**** Exercise input ****

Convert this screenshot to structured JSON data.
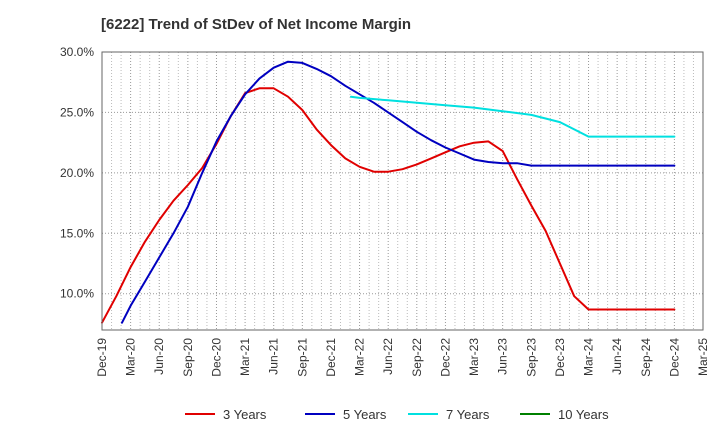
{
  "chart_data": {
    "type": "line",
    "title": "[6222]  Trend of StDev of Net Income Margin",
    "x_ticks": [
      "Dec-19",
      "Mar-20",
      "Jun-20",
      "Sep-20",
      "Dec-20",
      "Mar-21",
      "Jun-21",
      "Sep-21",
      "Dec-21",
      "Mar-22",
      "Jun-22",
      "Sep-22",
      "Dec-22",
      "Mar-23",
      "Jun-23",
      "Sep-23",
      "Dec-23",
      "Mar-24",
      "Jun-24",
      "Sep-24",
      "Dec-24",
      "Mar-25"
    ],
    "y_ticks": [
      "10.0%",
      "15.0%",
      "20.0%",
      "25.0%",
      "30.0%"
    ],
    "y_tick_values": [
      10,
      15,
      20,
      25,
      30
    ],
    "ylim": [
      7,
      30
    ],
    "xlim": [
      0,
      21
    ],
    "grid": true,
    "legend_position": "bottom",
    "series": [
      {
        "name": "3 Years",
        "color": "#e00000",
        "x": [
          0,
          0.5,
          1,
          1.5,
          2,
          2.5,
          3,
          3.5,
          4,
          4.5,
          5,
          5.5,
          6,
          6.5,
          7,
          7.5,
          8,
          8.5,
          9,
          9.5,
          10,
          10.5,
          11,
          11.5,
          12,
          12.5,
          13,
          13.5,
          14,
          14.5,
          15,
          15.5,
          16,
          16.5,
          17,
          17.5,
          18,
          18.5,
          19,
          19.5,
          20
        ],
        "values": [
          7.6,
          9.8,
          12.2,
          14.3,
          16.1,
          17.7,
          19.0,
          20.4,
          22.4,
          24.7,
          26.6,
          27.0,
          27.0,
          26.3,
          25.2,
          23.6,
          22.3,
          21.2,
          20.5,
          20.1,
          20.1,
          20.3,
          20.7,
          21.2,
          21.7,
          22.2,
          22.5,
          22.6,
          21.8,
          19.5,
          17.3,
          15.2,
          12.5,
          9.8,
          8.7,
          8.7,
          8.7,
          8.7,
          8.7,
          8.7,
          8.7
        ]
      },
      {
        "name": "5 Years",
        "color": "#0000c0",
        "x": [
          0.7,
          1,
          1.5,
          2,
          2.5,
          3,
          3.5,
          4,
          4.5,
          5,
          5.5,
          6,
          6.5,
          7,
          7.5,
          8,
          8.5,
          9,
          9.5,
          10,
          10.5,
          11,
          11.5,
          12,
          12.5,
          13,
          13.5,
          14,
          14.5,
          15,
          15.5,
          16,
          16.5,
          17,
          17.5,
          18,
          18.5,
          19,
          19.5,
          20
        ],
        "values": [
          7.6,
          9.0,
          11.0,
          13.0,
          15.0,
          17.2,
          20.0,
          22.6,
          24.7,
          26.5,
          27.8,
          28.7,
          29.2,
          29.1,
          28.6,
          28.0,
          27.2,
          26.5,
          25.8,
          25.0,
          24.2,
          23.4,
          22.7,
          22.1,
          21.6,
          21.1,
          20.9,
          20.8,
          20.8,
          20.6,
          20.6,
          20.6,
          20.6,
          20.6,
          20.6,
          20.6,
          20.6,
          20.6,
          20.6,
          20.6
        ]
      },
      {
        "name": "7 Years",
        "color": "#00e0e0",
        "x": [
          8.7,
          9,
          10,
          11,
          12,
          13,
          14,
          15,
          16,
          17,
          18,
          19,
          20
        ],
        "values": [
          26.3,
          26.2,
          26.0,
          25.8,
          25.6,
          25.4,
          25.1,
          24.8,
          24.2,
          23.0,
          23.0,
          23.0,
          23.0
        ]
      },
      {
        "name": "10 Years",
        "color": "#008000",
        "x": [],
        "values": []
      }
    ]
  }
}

****

* _Task prompt_
Using the records above, say how many lines include the string "color". Only the number is wanted.

* _Problem solution_
4